ROWS start

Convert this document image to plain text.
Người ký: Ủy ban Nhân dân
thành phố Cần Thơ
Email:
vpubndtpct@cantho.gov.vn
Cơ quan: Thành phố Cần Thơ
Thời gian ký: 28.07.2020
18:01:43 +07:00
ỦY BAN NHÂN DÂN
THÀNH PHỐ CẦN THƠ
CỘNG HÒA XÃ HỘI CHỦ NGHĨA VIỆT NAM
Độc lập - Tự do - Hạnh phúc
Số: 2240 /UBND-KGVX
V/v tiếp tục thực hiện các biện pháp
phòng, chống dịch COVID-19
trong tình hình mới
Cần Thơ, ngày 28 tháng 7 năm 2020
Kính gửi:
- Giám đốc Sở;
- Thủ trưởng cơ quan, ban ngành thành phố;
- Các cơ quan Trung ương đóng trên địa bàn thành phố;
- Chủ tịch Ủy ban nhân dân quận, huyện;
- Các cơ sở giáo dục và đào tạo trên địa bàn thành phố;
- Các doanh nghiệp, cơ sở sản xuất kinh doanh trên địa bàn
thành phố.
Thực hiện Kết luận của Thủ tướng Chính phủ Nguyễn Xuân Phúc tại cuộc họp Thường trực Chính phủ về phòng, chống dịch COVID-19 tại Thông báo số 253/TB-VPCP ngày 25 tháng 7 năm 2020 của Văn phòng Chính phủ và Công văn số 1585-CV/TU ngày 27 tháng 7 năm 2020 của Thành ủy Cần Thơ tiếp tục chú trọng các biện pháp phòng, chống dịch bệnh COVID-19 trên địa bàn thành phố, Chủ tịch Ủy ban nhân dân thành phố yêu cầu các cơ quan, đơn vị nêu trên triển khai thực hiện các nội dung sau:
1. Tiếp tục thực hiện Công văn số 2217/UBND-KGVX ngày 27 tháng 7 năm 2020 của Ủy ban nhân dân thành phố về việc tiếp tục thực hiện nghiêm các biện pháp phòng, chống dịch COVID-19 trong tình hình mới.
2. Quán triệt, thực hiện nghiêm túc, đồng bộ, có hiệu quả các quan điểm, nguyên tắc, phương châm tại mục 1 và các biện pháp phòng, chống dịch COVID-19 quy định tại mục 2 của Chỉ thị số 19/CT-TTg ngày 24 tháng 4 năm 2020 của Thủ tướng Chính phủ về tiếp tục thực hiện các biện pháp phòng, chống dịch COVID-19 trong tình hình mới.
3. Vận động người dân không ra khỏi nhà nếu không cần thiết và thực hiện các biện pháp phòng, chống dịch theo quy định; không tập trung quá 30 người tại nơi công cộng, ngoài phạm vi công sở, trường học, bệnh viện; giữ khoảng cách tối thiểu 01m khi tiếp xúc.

ROWS end

Copy all lines from the material that contain "nghiêm".

> [ANSWER]:
1. Tiếp tục thực hiện Công văn số 2217/UBND-KGVX ngày 27 tháng 7 năm 2020 của Ủy ban nhân dân thành phố về việc tiếp tục thực hiện nghiêm các biện pháp phòng, chống dịch COVID-19 trong tình hình mới.
2. Quán triệt, thực hiện nghiêm túc, đồng bộ, có hiệu quả các quan điểm, nguyên tắc, phương châm tại mục 1 và các biện pháp phòng, chống dịch COVID-19 quy định tại mục 2 của Chỉ thị số 19/CT-TTg ngày 24 tháng 4 năm 2020 của Thủ tướng Chính phủ về tiếp tục thực hiện các biện pháp phòng, chống dịch COVID-19 trong tình hình mới.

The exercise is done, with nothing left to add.